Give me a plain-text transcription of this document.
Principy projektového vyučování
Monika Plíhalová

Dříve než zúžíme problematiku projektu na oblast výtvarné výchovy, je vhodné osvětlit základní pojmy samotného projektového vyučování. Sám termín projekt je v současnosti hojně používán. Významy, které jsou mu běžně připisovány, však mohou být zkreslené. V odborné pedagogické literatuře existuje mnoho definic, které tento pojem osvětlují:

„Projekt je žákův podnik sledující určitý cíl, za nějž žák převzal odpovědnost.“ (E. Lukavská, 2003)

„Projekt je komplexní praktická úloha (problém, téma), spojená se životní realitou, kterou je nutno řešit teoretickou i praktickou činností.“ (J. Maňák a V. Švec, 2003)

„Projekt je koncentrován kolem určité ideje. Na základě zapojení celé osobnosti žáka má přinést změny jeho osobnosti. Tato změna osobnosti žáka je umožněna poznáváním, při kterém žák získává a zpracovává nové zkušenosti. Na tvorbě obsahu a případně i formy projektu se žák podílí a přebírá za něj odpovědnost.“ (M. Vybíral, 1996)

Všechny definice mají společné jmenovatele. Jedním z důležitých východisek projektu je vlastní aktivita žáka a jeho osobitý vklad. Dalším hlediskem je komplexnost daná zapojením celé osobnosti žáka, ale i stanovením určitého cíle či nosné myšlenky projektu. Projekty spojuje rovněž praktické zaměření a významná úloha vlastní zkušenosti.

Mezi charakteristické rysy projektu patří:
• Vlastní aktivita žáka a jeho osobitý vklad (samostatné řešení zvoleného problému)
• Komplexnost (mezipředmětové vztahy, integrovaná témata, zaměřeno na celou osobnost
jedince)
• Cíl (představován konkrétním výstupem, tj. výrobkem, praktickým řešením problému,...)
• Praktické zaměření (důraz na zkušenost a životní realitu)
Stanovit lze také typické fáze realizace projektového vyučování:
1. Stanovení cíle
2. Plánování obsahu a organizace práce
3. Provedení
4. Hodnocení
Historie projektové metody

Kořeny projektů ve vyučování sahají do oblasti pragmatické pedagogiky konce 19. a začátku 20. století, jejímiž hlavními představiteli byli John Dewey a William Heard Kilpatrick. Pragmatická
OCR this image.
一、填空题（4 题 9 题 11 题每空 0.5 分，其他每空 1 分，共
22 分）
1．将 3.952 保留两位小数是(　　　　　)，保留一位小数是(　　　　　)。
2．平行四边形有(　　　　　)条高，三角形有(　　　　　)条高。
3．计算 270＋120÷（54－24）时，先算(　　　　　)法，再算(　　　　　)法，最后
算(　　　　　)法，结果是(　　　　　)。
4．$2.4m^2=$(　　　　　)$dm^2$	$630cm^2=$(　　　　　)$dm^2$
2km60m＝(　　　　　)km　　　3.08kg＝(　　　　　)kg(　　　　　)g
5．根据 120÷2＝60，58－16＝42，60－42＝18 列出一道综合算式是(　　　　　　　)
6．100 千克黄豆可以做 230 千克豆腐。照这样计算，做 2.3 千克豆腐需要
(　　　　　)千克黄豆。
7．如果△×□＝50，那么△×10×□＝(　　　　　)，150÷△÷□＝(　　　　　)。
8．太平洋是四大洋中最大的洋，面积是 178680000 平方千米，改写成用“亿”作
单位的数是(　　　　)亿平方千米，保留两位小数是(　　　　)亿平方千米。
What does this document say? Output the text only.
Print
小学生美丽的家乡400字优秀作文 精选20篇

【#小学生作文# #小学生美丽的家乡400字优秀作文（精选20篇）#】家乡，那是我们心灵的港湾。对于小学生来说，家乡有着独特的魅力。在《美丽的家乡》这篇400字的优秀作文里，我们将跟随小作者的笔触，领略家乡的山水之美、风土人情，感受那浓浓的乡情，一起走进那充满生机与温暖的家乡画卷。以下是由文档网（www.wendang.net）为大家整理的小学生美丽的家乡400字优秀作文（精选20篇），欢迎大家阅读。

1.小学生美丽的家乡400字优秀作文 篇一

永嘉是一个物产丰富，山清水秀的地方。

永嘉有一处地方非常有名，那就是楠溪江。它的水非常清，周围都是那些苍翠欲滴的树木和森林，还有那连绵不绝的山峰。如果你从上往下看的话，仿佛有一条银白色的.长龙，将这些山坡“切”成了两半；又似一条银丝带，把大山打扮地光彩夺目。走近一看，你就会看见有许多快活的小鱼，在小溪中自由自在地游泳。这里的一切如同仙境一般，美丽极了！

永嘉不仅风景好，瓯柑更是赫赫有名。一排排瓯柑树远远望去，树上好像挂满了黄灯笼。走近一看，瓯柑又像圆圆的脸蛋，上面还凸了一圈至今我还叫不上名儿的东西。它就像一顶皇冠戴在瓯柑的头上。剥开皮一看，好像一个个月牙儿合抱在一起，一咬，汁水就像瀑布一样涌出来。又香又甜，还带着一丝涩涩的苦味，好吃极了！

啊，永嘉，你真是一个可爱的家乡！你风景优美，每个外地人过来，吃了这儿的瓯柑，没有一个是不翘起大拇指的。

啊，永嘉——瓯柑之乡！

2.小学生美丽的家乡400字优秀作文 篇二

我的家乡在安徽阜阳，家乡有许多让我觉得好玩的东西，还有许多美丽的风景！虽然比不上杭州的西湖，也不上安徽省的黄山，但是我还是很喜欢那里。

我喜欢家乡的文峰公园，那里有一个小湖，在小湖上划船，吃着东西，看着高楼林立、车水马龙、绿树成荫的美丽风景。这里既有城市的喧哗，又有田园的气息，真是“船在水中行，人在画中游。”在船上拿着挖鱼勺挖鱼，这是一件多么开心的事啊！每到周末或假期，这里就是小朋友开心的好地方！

****************

# [Goal]
From the entries above, copy every line where the word "osobnosti" shows up.

# [Worked answer]
„Projekt je koncentrován kolem určité ideje. Na základě zapojení celé osobnosti žáka má přinést změny jeho osobnosti. Tato změna osobnosti žáka je umožněna poznáváním, při kterém žák získává a zpracovává nové zkušenosti. Na tvorbě obsahu a případně i formy projektu se žák podílí a přebírá za něj odpovědnost.“ (M. Vybíral, 1996)
Všechny definice mají společné jmenovatele. Jedním z důležitých východisek projektu je vlastní aktivita žáka a jeho osobitý vklad. Dalším hlediskem je komplexnost daná zapojením celé osobnosti žáka, ale i stanovením určitého cíle či nosné myšlenky projektu. Projekty spojuje rovněž praktické zaměření a významná úloha vlastní zkušenosti.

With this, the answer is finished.